— Begin —
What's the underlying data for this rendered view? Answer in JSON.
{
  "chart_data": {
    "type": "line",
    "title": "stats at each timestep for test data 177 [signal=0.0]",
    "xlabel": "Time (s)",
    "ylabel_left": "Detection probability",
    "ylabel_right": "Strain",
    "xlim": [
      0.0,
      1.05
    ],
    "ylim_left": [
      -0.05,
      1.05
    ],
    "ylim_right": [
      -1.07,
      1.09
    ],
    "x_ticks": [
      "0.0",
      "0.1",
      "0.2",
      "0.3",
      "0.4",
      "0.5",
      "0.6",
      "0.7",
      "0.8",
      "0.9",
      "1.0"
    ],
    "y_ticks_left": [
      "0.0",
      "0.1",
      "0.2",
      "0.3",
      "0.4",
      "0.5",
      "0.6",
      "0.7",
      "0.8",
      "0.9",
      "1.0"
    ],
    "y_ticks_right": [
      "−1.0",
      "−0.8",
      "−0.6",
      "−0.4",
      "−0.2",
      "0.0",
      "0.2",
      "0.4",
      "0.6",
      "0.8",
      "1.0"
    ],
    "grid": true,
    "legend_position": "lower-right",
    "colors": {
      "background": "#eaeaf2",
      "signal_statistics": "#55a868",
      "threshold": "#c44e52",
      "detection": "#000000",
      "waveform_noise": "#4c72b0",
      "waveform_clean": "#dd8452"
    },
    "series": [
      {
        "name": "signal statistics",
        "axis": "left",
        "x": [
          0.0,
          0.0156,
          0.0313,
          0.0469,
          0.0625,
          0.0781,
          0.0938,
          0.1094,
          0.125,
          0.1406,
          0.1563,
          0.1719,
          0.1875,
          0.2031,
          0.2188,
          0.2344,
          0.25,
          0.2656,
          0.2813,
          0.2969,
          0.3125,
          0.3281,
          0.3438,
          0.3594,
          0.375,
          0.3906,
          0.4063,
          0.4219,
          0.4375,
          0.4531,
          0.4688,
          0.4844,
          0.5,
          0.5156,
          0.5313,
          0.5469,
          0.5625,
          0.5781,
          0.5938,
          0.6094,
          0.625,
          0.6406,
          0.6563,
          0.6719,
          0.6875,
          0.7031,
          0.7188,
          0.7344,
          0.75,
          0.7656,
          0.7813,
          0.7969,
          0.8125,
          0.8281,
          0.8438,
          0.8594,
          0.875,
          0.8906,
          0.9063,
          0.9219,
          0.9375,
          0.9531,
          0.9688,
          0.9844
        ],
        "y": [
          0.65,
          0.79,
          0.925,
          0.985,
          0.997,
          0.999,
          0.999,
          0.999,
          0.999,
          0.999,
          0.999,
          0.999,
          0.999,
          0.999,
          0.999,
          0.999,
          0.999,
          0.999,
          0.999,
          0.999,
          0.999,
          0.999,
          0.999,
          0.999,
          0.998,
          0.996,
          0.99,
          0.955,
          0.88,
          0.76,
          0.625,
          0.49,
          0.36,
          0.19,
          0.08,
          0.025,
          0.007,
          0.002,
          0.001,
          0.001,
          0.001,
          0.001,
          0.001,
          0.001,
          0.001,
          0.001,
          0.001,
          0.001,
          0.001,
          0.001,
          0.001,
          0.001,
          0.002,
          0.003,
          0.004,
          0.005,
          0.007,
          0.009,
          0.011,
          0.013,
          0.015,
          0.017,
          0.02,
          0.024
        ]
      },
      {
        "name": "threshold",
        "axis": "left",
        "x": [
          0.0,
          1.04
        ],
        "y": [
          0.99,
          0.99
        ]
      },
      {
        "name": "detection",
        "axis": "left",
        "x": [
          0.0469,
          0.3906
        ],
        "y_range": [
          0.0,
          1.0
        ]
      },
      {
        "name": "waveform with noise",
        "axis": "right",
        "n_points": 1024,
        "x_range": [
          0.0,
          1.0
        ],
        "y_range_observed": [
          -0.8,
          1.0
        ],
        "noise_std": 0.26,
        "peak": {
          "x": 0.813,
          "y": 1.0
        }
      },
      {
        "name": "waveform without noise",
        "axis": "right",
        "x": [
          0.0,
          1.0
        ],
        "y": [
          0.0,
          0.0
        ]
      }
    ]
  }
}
— End —
» **Work to be completed**:
Return each entry from the material above exactly as it appears.

» **Task solution**:
What's the underlying data for this rendered view? Answer in JSON.
{
  "chart_data": {
    "type": "line",
    "title": "stats at each timestep for test data 177 [signal=0.0]",
    "xlabel": "Time (s)",
    "ylabel_left": "Detection probability",
    "ylabel_right": "Strain",
    "xlim": [
      0.0,
      1.05
    ],
    "ylim_left": [
      -0.05,
      1.05
    ],
    "ylim_right": [
      -1.07,
      1.09
    ],
    "x_ticks": [
      "0.0",
      "0.1",
      "0.2",
      "0.3",
      "0.4",
      "0.5",
      "0.6",
      "0.7",
      "0.8",
      "0.9",
      "1.0"
    ],
    "y_ticks_left": [
      "0.0",
      "0.1",
      "0.2",
      "0.3",
      "0.4",
      "0.5",
      "0.6",
      "0.7",
      "0.8",
      "0.9",
      "1.0"
    ],
    "y_ticks_right": [
      "−1.0",
      "−0.8",
      "−0.6",
      "−0.4",
      "−0.2",
      "0.0",
      "0.2",
      "0.4",
      "0.6",
      "0.8",
      "1.0"
    ],
    "grid": true,
    "legend_position": "lower-right",
    "colors": {
      "background": "#eaeaf2",
      "signal_statistics": "#55a868",
      "threshold": "#c44e52",
      "detection": "#000000",
      "waveform_noise": "#4c72b0",
      "waveform_clean": "#dd8452"
    },
    "series": [
      {
        "name": "signal statistics",
        "axis": "left",
        "x": [
          0.0,
          0.0156,
          0.0313,
          0.0469,
          0.0625,
          0.0781,
          0.0938,
          0.1094,
          0.125,
          0.1406,
          0.1563,
          0.1719,
          0.1875,
          0.2031,
          0.2188,
          0.2344,
          0.25,
          0.2656,
          0.2813,
          0.2969,
          0.3125,
          0.3281,
          0.3438,
          0.3594,
          0.375,
          0.3906,
          0.4063,
          0.4219,
          0.4375,
          0.4531,
          0.4688,
          0.4844,
          0.5,
          0.5156,
          0.5313,
          0.5469,
          0.5625,
          0.5781,
          0.5938,
          0.6094,
          0.625,
          0.6406,
          0.6563,
          0.6719,
          0.6875,
          0.7031,
          0.7188,
          0.7344,
          0.75,
          0.7656,
          0.7813,
          0.7969,
          0.8125,
          0.8281,
          0.8438,
          0.8594,
          0.875,
          0.8906,
          0.9063,
          0.9219,
          0.9375,
          0.9531,
          0.9688,
          0.9844
        ],
        "y": [
          0.65,
          0.79,
          0.925,
          0.985,
          0.997,
          0.999,
          0.999,
          0.999,
          0.999,
          0.999,
          0.999,
          0.999,
          0.999,
          0.999,
          0.999,
          0.999,
          0.999,
          0.999,
          0.999,
          0.999,
          0.999,
          0.999,
          0.999,
          0.999,
          0.998,
          0.996,
          0.99,
          0.955,
          0.88,
          0.76,
          0.625,
          0.49,
          0.36,
          0.19,
          0.08,
          0.025,
          0.007,
          0.002,
          0.001,
          0.001,
          0.001,
          0.001,
          0.001,
          0.001,
          0.001,
          0.001,
          0.001,
          0.001,
          0.001,
          0.001,
          0.001,
          0.001,
          0.002,
          0.003,
          0.004,
          0.005,
          0.007,
          0.009,
          0.011,
          0.013,
          0.015,
          0.017,
          0.02,
          0.024
        ]
      },
      {
        "name": "threshold",
        "axis": "left",
        "x": [
          0.0,
          1.04
        ],
        "y": [
          0.99,
          0.99
        ]
      },
      {
        "name": "detection",
        "axis": "left",
        "x": [
          0.0469,
          0.3906
        ],
        "y_range": [
          0.0,
          1.0
        ]
      },
      {
        "name": "waveform with noise",
        "axis": "right",
        "n_points": 1024,
        "x_range": [
          0.0,
          1.0
        ],
        "y_range_observed": [
          -0.8,
          1.0
        ],
        "noise_std": 0.26,
        "peak": {
          "x": 0.813,
          "y": 1.0
        }
      },
      {
        "name": "waveform without noise",
        "axis": "right",
        "x": [
          0.0,
          1.0
        ],
        "y": [
          0.0,
          0.0
        ]
      }
    ]
  }
}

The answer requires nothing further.